Lines of data
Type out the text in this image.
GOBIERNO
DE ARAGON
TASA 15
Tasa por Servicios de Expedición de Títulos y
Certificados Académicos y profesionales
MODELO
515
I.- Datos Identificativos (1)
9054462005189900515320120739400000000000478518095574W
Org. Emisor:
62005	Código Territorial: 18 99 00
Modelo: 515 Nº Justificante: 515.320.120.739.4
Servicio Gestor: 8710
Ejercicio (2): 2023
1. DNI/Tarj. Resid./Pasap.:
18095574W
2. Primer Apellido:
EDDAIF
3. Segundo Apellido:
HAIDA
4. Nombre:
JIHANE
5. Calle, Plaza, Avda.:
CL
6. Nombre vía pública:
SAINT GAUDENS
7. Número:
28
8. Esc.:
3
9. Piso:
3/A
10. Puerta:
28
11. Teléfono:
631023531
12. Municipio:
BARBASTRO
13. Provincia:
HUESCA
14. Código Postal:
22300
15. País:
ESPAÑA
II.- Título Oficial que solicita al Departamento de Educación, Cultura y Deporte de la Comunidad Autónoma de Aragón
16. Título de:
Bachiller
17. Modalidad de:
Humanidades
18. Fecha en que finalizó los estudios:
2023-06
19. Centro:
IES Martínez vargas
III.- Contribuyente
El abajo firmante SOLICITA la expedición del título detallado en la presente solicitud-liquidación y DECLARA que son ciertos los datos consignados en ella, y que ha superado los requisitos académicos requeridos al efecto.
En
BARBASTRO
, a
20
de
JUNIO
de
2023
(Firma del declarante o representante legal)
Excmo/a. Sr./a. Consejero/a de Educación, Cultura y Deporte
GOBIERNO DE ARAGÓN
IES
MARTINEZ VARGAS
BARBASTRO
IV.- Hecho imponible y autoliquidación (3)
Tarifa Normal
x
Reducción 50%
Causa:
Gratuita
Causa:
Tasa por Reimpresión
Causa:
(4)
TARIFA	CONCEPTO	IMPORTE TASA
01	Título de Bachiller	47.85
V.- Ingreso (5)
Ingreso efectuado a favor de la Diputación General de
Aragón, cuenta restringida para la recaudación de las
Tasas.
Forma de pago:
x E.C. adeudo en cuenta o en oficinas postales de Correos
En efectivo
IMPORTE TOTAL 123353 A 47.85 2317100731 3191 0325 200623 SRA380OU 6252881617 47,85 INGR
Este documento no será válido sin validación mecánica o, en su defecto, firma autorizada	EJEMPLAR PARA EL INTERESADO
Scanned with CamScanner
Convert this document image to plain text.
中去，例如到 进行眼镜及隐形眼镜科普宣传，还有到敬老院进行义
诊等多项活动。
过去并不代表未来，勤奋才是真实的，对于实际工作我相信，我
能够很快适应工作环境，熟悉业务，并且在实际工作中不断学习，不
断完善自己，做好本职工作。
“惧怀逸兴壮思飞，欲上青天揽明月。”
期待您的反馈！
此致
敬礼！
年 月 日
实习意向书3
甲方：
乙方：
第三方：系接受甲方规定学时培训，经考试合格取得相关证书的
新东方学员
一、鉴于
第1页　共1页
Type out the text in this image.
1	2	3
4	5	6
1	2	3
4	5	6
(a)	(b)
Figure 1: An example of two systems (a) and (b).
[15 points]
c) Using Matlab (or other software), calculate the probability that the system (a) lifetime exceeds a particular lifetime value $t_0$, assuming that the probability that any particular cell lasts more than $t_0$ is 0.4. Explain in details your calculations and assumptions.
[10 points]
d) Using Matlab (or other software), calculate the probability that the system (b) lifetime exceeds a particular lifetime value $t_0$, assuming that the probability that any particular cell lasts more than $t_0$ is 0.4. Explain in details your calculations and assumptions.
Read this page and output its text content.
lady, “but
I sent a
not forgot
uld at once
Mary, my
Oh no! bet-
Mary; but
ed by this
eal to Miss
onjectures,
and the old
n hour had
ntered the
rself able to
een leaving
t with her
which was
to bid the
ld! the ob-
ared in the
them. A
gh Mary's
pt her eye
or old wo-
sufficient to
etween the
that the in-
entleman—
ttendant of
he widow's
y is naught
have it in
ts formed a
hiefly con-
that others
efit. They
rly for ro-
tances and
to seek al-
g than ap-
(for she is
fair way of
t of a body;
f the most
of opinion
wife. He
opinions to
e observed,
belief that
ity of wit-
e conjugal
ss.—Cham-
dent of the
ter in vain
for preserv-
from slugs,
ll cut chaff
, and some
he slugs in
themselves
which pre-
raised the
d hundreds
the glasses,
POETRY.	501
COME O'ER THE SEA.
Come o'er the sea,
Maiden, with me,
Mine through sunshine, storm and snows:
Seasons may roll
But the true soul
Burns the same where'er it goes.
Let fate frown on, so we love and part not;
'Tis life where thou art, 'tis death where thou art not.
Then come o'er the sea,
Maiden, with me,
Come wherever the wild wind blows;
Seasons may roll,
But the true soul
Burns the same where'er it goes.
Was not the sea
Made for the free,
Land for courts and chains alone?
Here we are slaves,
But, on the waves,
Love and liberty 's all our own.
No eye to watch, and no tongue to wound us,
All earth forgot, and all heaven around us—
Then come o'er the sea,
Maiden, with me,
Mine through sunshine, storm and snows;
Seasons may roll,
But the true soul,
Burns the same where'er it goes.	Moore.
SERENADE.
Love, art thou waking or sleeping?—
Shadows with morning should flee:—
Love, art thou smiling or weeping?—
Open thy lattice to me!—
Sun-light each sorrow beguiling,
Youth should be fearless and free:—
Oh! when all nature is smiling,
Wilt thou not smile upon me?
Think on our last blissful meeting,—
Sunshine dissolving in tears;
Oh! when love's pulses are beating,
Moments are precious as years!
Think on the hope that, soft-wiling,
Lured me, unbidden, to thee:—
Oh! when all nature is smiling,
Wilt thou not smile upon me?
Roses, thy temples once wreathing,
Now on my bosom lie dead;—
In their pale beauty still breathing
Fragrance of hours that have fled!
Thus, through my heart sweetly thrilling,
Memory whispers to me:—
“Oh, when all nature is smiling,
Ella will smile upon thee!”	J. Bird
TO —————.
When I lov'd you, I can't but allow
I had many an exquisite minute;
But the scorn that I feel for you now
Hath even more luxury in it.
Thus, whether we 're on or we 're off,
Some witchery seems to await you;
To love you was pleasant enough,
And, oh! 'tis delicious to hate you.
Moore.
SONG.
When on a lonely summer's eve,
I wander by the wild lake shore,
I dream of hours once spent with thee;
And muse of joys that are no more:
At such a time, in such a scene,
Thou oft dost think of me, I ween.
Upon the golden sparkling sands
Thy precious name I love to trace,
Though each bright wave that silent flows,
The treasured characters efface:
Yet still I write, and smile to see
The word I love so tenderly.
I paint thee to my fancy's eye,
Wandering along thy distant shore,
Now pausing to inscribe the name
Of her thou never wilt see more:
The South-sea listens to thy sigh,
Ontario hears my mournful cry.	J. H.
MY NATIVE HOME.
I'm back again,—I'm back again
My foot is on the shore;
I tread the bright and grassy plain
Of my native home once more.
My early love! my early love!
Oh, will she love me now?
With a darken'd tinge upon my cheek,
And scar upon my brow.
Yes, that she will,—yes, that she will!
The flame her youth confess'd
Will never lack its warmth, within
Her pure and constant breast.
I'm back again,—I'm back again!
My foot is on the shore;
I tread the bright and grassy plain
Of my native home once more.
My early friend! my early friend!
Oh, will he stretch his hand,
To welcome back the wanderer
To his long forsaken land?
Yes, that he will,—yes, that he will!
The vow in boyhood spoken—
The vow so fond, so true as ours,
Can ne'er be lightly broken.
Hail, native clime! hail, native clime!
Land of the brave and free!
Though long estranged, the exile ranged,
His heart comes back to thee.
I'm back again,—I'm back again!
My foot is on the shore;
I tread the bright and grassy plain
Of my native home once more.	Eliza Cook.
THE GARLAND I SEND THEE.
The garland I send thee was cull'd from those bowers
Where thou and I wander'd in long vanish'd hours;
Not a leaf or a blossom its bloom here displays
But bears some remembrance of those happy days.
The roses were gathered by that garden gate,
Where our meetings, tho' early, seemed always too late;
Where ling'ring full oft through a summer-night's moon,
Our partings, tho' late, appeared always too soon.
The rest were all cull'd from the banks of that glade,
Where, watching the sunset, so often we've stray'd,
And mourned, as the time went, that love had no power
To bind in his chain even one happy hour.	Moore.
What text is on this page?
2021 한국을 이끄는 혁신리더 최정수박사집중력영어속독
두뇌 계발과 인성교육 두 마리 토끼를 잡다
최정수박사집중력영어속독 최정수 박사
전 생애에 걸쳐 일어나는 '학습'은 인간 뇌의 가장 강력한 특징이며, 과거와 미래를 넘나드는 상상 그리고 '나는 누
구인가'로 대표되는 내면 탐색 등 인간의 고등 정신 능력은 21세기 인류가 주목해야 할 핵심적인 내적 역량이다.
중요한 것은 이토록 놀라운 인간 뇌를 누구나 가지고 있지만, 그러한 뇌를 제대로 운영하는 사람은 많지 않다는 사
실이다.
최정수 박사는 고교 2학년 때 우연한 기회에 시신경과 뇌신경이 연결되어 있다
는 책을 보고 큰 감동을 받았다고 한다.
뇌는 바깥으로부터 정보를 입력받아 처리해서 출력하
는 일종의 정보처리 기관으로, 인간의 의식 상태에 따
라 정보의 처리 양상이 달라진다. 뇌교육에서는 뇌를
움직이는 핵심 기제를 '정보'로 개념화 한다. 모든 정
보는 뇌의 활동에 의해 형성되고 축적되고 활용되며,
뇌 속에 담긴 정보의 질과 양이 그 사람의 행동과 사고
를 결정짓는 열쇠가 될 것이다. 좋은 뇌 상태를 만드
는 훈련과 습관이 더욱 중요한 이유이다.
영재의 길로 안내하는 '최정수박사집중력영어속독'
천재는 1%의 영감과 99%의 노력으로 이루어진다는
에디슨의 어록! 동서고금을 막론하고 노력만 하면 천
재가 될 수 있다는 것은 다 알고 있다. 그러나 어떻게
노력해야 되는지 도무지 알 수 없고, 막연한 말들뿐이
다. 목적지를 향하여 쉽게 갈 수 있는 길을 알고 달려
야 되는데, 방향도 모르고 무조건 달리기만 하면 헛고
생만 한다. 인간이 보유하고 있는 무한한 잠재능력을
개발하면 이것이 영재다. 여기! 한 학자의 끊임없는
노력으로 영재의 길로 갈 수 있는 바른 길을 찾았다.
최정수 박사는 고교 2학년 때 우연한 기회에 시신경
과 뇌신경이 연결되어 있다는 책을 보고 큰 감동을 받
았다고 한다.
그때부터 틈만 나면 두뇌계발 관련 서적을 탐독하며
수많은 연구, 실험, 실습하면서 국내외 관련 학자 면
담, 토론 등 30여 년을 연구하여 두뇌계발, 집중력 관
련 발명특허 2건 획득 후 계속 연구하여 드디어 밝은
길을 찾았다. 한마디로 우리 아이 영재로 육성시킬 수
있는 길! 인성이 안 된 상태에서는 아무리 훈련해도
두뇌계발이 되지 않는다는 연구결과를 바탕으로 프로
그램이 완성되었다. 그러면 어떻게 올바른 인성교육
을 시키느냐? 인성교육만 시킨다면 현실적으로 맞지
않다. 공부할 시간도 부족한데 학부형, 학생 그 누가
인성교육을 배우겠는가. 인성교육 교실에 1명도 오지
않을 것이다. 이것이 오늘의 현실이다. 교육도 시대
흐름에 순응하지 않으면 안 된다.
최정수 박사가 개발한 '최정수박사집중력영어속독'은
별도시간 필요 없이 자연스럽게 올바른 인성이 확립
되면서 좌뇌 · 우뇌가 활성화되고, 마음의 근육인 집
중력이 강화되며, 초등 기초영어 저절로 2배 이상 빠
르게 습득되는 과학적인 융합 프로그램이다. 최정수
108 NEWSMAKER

→ Given instruction
Lines from the records above that hold "should" are the ones to list.

→ Answer below
Shadows with morning should flee:—
Youth should be fearless and free:—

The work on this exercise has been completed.